■ PROVIDED PASSAGE ■
•••
In branding, “blanding” has become shorthand for the safe, samey visual identities of the digital age. Logos in lowercase, sans-serif, and indistinguishable. Think of any DTC startup from the past five years – you’re probably picturing a clean font, a desaturated pastel, and some copy that thinks it’s your friend. The problem? When everyone zigs to the same degree, no one stands out. Safeness rules. Brands have become afraid to polarise, forgetting that distinctiveness – not sameness – builds memory.

Even the luxury market isn’t immune. Designers can equate simplicity with timelessness, but there’s a fine line between timeless and lifeless. As one creative director put it, “you can polish away so much character that you forget what made a brand recognisable in the first place.”

Not everyone’s buying into beige. Look to Mexico – a country with deep roots in vibrant visual culture, from the architecture of Luis Barragán to the graphic exuberance of street posters and textiles. There, minimalism isn’t beige; it’s bold pinks, yellows, and cobalt blues in clean forms. Or in Southeast Asia, where even minimalist cafes often weave in local materials, neon, and warmth.

These places remind us that design isn’t just about what’s trendy – it’s about what feels true to a place, a culture, a personality.
•••
■ INFORMATION SHOWN ■

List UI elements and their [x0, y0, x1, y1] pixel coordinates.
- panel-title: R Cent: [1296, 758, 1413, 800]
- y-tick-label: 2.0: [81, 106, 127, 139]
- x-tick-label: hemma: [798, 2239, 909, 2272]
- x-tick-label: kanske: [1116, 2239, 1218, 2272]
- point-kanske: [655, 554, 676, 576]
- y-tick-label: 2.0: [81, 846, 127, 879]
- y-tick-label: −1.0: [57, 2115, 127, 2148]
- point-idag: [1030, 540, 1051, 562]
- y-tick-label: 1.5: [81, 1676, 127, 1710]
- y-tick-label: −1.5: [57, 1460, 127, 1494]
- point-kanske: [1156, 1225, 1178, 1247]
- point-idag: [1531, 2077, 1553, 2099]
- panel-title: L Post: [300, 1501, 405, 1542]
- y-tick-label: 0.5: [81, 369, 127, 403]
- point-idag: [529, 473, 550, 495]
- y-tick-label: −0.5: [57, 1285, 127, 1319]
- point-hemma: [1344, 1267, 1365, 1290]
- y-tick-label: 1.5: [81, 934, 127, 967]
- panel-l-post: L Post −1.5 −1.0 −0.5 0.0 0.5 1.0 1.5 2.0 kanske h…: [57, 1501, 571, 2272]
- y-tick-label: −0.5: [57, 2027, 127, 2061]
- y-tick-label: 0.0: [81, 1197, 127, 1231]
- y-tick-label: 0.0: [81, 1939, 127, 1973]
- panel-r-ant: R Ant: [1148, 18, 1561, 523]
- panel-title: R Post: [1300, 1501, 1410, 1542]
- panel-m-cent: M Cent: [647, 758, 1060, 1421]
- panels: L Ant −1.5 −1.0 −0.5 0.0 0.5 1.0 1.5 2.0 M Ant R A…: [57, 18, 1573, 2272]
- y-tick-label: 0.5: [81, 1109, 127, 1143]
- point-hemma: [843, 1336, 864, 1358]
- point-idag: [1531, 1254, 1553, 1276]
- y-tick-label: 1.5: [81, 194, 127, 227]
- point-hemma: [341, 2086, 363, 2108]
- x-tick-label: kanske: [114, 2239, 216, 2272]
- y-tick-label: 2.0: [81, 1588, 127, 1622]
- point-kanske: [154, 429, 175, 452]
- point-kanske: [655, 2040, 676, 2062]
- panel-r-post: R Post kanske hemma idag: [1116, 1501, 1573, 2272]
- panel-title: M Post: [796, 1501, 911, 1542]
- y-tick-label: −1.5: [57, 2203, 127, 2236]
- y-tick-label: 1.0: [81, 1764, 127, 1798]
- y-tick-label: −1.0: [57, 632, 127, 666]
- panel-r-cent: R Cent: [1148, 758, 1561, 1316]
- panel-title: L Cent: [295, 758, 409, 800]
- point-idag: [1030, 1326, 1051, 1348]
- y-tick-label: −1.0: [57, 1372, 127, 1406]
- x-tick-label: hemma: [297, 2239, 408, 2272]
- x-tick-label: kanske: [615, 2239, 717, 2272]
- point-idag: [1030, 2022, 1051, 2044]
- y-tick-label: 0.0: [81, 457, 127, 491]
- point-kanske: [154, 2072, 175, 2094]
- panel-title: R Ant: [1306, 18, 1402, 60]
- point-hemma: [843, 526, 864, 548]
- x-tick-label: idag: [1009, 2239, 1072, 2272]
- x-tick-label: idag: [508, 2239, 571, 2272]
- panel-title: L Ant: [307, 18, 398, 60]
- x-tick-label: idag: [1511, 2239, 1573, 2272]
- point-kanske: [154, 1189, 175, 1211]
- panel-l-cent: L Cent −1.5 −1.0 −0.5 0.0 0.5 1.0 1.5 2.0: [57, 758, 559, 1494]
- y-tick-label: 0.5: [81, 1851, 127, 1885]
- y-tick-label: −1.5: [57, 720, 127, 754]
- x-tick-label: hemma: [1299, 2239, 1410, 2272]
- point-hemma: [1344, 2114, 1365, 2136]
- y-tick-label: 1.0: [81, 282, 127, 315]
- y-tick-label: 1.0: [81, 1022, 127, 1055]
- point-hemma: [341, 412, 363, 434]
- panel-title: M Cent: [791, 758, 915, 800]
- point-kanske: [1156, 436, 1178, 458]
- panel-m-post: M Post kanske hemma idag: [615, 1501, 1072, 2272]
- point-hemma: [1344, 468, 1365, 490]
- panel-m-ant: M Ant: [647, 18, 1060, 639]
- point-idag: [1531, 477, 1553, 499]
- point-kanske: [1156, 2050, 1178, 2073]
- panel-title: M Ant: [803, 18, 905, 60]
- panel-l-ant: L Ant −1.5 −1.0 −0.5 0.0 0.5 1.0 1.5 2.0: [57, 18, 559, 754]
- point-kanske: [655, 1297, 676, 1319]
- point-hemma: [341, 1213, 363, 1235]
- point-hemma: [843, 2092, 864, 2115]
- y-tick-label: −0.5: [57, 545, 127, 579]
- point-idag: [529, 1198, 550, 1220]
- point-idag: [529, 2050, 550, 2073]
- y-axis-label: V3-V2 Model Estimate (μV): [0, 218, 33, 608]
•••
■ COMPLETE THE FOLLOWING ■
A. Quote the passage on blanding from "Even the luxury" up to and including "culture, a personality.".
B. Pull out every line of the records that contains the string "title".

■ WORKED SOLUTIONS ■
A.
Even the luxury market isn’t immune. Designers can equate simplicity with timelessness, but there’s a fine line between timeless and lifeless. As one creative director put it, “you can polish away so much character that you forget what made a brand recognisable in the first place.”

Not everyone’s buying into beige. Look to Mexico – a country with deep roots in vibrant visual culture, from the architecture of Luis Barragán to the graphic exuberance of street posters and textiles. There, minimalism isn’t beige; it’s bold pinks, yellows, and cobalt blues in clean forms. Or in Southeast Asia, where even minimalist cafes often weave in local materials, neon, and warmth.

These places remind us that design isn’t just about what’s trendy – it’s about what feels true to a place, a culture, a personality.

B.
- panel-title: R Cent: [1296, 758, 1413, 800]
- panel-title: L Post: [300, 1501, 405, 1542]
- panel-title: R Post: [1300, 1501, 1410, 1542]
- panel-title: M Post: [796, 1501, 911, 1542]
- panel-title: L Cent: [295, 758, 409, 800]
- panel-title: R Ant: [1306, 18, 1402, 60]
- panel-title: L Ant: [307, 18, 398, 60]
- panel-title: M Cent: [791, 758, 915, 800]
- panel-title: M Ant: [803, 18, 905, 60]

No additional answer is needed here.